Therapeutic effect of interleukin-10 in keloid fibroblasts by suppression of TGF-β/Smad pathway.

OBJECTIVE

Keloids are a skin disorder where the skin goes beyond the original border of the wound or trauma, resulting in functional and cosmetic deformities, displeasure, itching, pain, psychological stress, and patient dissatisfaction. This study aimed to explore the therapeutic effect of interleukin-10 (IL-10) on the proliferation of keloid fibroblasts.

PATIENTS AND METHODS

Keloid fibroblasts were isolated, primarily cultured, and treated with IL-10 at different concentrations. Normal skin fibroblasts were used as normal control. Immunofluorescent staining was performed to identify the establishment of keloid, as well as normal skin fibroblast. Cell Counting Kit-8 (CCK-8) was carried out to monitor the proliferative variation, while Western blot was conducted to detect the expression variation of key members involved in the TGF-β/Smad signaling pathway.

RESULTS

Identified by the IF staining of Vimentin, a classical biomarker of fibroblast, both primary culture of keloid and normal skin fibroblasts have been established. Compared with control, the proliferation of Keloid fibroblasts was shown to be significantly suppressed on treatment with IL-10 in a time and dose-dependent manner. Expression of P-Smad2/3 and Smad4 were increasingly down-regulated, whereas Smad-7 was up-regulated with the increasing concentration of IL-10. By contrast, the variation of Smad 2/3 expressions was hardly influenced. Furthermore, the Collagen Type I and Collagen Type II were found to be markedly decreased after treatment with IL-10.

CONCLUSIONS

IL-10 was shown to be able to significantly inhibit the proliferation of keloid fibroblasts, which was explicitly and strongly suggestive of its potential therapeutic effect in the management of keloid.

(WORK TASK)
In the keloid study above, what marker was stained to confirm that the keloid and normal skin fibroblast cultures had been established?

(SUPPLIED MATERIAL)
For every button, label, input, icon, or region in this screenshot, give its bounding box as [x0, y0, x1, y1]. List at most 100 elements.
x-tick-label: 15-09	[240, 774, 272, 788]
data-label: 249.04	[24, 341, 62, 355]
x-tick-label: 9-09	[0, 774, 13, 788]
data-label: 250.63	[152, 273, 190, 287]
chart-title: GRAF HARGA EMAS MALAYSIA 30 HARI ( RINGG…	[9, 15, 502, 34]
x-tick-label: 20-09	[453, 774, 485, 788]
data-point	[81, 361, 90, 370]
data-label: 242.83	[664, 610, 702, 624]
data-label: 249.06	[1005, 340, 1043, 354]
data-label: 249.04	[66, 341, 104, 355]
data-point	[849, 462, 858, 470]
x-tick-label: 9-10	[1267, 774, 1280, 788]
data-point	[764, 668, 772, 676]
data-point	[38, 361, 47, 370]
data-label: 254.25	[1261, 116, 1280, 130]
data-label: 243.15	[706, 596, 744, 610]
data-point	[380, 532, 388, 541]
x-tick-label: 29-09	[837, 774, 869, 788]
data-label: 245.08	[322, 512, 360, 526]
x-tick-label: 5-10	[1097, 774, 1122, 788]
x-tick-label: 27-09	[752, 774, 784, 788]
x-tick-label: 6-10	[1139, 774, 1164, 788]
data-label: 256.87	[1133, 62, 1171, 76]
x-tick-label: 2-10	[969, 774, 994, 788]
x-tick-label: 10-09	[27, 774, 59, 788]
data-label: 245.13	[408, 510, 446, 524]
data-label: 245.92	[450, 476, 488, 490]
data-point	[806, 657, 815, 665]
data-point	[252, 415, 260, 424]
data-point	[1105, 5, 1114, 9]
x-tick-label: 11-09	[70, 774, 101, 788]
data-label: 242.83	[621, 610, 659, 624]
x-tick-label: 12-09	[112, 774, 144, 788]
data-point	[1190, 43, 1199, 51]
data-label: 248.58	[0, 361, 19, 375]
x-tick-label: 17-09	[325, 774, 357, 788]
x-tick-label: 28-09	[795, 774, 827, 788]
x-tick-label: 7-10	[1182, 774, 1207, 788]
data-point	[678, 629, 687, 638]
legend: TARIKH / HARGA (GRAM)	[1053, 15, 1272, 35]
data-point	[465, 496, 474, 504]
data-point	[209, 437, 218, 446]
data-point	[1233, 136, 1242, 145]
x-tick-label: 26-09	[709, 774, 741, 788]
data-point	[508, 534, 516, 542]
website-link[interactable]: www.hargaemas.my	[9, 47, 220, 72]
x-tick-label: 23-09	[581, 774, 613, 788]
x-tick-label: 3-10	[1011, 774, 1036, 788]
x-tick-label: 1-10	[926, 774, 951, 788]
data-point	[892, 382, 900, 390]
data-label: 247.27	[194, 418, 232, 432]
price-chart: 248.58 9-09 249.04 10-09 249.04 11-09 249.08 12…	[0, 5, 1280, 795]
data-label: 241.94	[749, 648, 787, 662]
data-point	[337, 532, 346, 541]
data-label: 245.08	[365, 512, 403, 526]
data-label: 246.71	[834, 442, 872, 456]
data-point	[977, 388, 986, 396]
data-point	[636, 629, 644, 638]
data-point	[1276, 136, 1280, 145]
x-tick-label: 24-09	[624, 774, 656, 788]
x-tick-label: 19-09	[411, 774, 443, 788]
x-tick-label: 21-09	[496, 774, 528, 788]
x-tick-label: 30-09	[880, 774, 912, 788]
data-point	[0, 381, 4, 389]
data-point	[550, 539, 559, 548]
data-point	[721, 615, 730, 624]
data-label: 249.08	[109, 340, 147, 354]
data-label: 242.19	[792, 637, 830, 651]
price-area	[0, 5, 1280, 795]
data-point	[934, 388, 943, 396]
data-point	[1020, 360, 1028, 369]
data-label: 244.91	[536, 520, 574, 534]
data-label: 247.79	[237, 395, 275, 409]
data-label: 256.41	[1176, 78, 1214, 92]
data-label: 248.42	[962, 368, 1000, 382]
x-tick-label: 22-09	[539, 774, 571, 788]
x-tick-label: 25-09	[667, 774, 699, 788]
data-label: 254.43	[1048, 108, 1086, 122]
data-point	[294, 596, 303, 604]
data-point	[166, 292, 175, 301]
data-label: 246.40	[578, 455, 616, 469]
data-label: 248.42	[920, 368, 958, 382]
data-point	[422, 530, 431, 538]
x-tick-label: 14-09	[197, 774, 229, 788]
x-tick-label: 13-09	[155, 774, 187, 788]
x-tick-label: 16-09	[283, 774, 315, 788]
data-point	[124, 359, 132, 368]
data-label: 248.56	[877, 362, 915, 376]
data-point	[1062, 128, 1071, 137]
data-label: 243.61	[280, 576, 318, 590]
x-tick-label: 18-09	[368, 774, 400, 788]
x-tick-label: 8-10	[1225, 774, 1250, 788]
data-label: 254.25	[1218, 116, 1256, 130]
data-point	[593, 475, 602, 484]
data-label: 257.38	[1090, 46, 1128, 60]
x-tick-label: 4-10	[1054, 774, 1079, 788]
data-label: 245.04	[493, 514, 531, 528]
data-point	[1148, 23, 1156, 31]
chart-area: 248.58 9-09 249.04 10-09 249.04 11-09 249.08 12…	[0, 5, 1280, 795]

(RESULT OF THIS EXERCISE)
Vimentin